* _OBJECTIVE_
Copy each line that contains the string "Feldkirchner".

* _DATA SUPPLIED_
----
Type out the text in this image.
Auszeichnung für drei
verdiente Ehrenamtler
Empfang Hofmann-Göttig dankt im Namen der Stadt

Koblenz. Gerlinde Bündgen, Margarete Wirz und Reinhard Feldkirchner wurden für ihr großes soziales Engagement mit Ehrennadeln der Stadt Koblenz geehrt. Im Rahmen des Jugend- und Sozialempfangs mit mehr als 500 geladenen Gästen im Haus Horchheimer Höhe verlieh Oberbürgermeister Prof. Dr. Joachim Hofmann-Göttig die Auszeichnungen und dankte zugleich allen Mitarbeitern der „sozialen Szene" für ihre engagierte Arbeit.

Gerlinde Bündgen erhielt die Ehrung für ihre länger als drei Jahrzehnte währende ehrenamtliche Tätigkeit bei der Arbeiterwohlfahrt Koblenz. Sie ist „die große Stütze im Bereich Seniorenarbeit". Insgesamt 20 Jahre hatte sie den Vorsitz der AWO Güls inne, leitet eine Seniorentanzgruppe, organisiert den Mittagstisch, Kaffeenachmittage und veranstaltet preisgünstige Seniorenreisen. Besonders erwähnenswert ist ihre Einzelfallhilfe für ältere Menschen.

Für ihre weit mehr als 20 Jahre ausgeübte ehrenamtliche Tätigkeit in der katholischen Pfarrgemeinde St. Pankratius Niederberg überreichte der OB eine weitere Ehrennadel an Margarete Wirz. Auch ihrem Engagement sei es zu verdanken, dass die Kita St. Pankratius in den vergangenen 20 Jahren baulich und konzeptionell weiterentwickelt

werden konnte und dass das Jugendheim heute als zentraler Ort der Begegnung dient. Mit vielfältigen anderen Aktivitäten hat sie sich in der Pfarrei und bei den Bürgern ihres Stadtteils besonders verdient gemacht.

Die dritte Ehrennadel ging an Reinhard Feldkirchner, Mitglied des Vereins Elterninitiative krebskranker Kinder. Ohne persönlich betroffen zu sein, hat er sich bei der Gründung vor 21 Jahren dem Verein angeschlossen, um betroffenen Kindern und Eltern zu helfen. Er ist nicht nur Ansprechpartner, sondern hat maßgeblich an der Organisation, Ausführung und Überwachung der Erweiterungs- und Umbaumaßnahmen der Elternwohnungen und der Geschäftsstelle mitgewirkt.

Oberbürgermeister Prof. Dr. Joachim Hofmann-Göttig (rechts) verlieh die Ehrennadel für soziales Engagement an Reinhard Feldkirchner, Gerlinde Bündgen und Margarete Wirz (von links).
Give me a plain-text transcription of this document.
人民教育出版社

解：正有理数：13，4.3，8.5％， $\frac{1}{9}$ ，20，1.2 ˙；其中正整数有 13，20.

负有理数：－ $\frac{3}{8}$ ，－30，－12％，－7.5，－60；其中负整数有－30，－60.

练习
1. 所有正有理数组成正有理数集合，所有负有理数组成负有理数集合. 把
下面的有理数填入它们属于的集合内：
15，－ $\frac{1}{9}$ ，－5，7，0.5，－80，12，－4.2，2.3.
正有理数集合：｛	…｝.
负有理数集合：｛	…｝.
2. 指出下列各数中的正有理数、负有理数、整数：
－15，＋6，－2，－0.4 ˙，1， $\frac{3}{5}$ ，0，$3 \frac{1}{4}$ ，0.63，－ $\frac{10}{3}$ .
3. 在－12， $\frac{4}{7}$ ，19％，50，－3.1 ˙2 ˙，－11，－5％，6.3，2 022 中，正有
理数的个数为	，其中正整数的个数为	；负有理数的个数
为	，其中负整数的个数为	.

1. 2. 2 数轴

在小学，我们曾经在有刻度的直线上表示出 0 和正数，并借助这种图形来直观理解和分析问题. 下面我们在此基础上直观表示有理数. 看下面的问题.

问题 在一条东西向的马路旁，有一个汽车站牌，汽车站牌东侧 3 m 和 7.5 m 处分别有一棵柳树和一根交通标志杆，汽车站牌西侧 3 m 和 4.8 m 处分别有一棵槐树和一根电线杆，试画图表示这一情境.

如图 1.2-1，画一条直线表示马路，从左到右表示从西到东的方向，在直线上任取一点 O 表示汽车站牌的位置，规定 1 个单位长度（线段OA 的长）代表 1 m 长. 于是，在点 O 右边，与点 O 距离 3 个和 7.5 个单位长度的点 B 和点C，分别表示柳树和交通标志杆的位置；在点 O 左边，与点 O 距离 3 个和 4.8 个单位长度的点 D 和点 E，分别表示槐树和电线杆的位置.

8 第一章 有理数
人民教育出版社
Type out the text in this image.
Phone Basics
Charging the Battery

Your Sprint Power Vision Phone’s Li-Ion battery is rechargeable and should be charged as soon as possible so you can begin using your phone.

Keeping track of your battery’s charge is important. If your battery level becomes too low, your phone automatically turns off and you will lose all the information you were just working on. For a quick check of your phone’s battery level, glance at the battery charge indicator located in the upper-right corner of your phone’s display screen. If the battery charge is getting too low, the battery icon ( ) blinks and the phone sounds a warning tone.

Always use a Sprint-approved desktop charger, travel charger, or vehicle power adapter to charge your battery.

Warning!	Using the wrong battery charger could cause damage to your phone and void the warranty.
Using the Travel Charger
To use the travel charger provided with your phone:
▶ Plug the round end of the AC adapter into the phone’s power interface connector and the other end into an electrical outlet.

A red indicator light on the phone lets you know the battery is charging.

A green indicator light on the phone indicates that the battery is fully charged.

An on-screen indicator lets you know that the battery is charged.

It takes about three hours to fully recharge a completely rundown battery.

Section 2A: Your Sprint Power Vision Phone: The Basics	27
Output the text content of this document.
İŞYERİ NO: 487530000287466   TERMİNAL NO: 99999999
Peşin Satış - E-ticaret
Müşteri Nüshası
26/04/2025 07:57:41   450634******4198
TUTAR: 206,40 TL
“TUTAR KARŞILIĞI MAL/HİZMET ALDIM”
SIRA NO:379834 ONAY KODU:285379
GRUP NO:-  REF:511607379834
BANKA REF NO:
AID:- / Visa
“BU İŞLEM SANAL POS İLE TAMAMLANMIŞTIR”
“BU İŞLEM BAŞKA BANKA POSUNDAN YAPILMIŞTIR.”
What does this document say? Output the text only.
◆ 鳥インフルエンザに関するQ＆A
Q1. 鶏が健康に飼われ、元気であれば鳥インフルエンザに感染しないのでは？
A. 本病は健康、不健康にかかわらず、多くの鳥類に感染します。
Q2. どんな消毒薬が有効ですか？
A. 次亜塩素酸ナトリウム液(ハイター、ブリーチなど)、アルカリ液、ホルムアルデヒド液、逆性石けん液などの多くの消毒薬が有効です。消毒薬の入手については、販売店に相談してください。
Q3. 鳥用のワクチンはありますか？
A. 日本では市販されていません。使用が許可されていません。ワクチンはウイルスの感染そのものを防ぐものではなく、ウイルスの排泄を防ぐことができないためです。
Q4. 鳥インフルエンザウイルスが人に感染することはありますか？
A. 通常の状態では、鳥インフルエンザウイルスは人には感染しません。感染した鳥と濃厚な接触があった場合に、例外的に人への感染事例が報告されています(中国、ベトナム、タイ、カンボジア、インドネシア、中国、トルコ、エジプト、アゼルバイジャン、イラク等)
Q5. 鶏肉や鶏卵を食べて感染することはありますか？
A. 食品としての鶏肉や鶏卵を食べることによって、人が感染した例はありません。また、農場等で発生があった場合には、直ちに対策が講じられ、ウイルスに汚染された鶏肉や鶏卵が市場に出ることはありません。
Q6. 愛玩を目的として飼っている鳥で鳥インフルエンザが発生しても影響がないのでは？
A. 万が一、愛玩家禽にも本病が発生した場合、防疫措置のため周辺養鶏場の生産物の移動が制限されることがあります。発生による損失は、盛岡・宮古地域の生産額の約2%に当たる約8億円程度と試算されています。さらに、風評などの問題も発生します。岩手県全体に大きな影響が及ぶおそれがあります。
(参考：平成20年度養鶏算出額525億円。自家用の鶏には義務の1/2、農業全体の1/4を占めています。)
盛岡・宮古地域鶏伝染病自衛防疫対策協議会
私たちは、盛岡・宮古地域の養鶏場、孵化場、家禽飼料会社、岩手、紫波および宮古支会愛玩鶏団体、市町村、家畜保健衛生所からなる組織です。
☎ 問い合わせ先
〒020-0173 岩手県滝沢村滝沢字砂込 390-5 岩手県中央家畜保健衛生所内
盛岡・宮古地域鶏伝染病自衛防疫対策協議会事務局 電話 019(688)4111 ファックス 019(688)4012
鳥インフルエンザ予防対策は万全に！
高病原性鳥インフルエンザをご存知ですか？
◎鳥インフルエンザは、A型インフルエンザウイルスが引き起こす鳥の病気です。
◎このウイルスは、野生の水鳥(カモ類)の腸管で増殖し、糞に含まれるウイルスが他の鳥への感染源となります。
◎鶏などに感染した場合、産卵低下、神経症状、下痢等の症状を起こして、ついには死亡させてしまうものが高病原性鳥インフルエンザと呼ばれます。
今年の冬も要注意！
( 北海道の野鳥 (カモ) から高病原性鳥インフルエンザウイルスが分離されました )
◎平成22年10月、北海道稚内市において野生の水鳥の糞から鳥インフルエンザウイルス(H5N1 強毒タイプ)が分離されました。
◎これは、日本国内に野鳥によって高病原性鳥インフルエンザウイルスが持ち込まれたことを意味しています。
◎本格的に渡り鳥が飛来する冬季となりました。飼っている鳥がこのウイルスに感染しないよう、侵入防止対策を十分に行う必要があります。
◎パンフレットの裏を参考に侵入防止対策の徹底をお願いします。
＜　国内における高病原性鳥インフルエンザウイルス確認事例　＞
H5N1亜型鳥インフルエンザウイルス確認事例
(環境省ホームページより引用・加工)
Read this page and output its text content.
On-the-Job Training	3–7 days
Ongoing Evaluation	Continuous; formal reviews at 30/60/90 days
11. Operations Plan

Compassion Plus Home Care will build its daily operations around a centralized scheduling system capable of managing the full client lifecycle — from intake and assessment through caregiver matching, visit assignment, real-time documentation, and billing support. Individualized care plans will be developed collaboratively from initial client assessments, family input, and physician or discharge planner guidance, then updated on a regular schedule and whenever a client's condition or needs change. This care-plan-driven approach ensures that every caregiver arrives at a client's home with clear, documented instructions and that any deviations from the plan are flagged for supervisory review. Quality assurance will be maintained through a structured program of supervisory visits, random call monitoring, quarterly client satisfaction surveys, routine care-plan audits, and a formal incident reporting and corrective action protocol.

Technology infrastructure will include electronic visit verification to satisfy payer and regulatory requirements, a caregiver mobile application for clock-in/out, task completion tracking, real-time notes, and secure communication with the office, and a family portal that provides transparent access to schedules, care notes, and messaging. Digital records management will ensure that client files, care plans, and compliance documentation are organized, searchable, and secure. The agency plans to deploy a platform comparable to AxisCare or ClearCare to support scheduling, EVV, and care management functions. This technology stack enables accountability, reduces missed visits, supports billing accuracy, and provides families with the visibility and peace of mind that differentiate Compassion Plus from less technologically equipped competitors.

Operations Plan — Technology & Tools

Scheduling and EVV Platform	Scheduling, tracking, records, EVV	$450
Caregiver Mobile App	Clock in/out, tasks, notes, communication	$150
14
----
* _ANSWER TO THIS PROBLEM_
Koblenz. Gerlinde Bündgen, Margarete Wirz und Reinhard Feldkirchner wurden für ihr großes soziales Engagement mit Ehrennadeln der Stadt Koblenz geehrt. Im Rahmen des Jugend- und Sozialempfangs mit mehr als 500 geladenen Gästen im Haus Horchheimer Höhe verlieh Oberbürgermeister Prof. Dr. Joachim Hofmann-Göttig die Auszeichnungen und dankte zugleich allen Mitarbeitern der „sozialen Szene" für ihre engagierte Arbeit.
Die dritte Ehrennadel ging an Reinhard Feldkirchner, Mitglied des Vereins Elterninitiative krebskranker Kinder. Ohne persönlich betroffen zu sein, hat er sich bei der Gründung vor 21 Jahren dem Verein angeschlossen, um betroffenen Kindern und Eltern zu helfen. Er ist nicht nur Ansprechpartner, sondern hat maßgeblich an der Organisation, Ausführung und Überwachung der Erweiterungs- und Umbaumaßnahmen der Elternwohnungen und der Geschäftsstelle mitgewirkt.
Oberbürgermeister Prof. Dr. Joachim Hofmann-Göttig (rechts) verlieh die Ehrennadel für soziales Engagement an Reinhard Feldkirchner, Gerlinde Bündgen und Margarete Wirz (von links).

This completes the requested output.